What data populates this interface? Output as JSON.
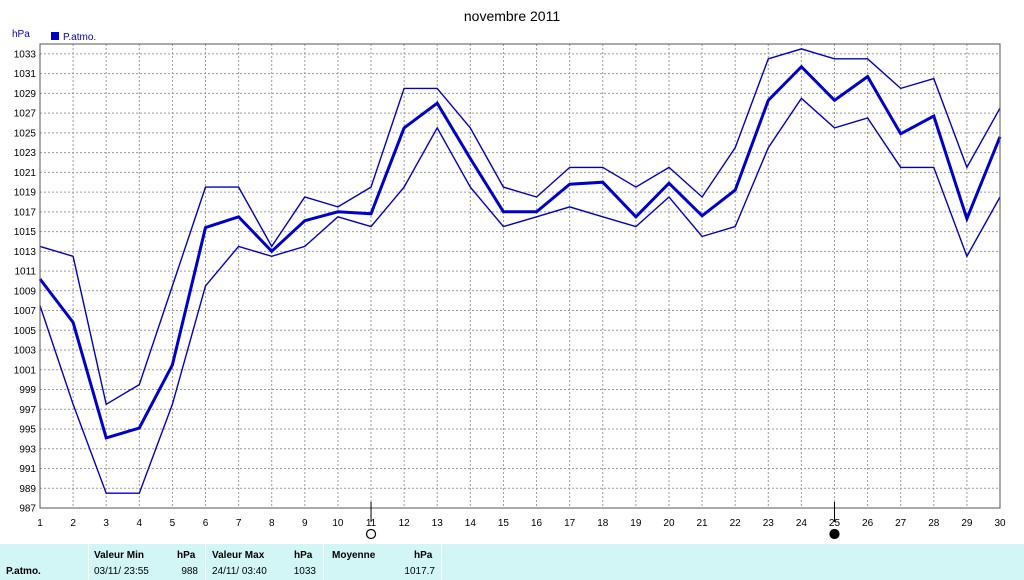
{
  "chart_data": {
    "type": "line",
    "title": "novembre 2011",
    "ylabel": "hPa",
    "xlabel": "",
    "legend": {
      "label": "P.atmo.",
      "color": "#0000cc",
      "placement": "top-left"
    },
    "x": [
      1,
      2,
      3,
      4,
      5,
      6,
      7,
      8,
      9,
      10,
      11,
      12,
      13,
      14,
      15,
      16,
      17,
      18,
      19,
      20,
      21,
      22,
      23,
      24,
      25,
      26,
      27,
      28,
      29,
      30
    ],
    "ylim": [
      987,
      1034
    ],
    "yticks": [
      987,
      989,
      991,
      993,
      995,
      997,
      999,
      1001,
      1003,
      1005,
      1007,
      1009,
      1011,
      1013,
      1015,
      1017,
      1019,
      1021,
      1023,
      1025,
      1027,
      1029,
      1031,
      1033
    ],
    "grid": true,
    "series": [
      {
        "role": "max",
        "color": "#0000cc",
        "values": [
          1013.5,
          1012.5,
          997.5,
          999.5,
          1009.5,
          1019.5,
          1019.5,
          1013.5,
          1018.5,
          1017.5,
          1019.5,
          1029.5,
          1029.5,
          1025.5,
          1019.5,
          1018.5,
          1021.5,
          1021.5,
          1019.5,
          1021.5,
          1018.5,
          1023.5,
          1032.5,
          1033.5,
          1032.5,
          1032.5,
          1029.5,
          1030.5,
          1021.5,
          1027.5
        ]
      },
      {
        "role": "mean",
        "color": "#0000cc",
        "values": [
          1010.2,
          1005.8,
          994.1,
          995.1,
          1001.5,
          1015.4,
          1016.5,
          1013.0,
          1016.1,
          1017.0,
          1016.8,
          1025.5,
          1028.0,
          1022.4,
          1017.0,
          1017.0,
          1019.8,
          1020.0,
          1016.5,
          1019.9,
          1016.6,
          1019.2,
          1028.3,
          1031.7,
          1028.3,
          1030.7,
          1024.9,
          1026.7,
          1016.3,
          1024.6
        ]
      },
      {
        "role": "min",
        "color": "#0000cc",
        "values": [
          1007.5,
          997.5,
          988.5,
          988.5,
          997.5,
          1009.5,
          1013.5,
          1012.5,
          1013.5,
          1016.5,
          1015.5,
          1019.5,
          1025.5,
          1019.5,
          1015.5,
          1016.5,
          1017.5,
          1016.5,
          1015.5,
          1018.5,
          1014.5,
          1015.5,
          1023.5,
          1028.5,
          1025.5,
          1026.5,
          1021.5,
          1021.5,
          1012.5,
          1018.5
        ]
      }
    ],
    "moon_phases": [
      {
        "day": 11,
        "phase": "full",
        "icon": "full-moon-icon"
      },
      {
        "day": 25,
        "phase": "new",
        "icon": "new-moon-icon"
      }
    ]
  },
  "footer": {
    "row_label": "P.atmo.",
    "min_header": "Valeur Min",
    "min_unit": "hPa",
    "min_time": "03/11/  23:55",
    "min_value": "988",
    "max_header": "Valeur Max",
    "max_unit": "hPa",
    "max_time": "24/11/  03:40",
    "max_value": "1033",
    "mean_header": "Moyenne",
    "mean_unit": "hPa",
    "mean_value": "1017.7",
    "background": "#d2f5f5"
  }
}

**What is being asked**
Keep every word of the data as it is when you write it out, but drop the pictures.

**Written reply**
What data populates this interface? Output as JSON.
{
  "chart_data": {
    "type": "line",
    "title": "novembre 2011",
    "ylabel": "hPa",
    "xlabel": "",
    "legend": {
      "label": "P.atmo.",
      "color": "#0000cc",
      "placement": "top-left"
    },
    "x": [
      1,
      2,
      3,
      4,
      5,
      6,
      7,
      8,
      9,
      10,
      11,
      12,
      13,
      14,
      15,
      16,
      17,
      18,
      19,
      20,
      21,
      22,
      23,
      24,
      25,
      26,
      27,
      28,
      29,
      30
    ],
    "ylim": [
      987,
      1034
    ],
    "yticks": [
      987,
      989,
      991,
      993,
      995,
      997,
      999,
      1001,
      1003,
      1005,
      1007,
      1009,
      1011,
      1013,
      1015,
      1017,
      1019,
      1021,
      1023,
      1025,
      1027,
      1029,
      1031,
      1033
    ],
    "grid": true,
    "series": [
      {
        "role": "max",
        "color": "#0000cc",
        "values": [
          1013.5,
          1012.5,
          997.5,
          999.5,
          1009.5,
          1019.5,
          1019.5,
          1013.5,
          1018.5,
          1017.5,
          1019.5,
          1029.5,
          1029.5,
          1025.5,
          1019.5,
          1018.5,
          1021.5,
          1021.5,
          1019.5,
          1021.5,
          1018.5,
          1023.5,
          1032.5,
          1033.5,
          1032.5,
          1032.5,
          1029.5,
          1030.5,
          1021.5,
          1027.5
        ]
      },
      {
        "role": "mean",
        "color": "#0000cc",
        "values": [
          1010.2,
          1005.8,
          994.1,
          995.1,
          1001.5,
          1015.4,
          1016.5,
          1013.0,
          1016.1,
          1017.0,
          1016.8,
          1025.5,
          1028.0,
          1022.4,
          1017.0,
          1017.0,
          1019.8,
          1020.0,
          1016.5,
          1019.9,
          1016.6,
          1019.2,
          1028.3,
          1031.7,
          1028.3,
          1030.7,
          1024.9,
          1026.7,
          1016.3,
          1024.6
        ]
      },
      {
        "role": "min",
        "color": "#0000cc",
        "values": [
          1007.5,
          997.5,
          988.5,
          988.5,
          997.5,
          1009.5,
          1013.5,
          1012.5,
          1013.5,
          1016.5,
          1015.5,
          1019.5,
          1025.5,
          1019.5,
          1015.5,
          1016.5,
          1017.5,
          1016.5,
          1015.5,
          1018.5,
          1014.5,
          1015.5,
          1023.5,
          1028.5,
          1025.5,
          1026.5,
          1021.5,
          1021.5,
          1012.5,
          1018.5
        ]
      }
    ],
    "moon_phases": [
      {
        "day": 11,
        "phase": "full",
        "icon": "full-moon-icon"
      },
      {
        "day": 25,
        "phase": "new",
        "icon": "new-moon-icon"
      }
    ]
  },
  "footer": {
    "row_label": "P.atmo.",
    "min_header": "Valeur Min",
    "min_unit": "hPa",
    "min_time": "03/11/  23:55",
    "min_value": "988",
    "max_header": "Valeur Max",
    "max_unit": "hPa",
    "max_time": "24/11/  03:40",
    "max_value": "1033",
    "mean_header": "Moyenne",
    "mean_unit": "hPa",
    "mean_value": "1017.7",
    "background": "#d2f5f5"
  }
}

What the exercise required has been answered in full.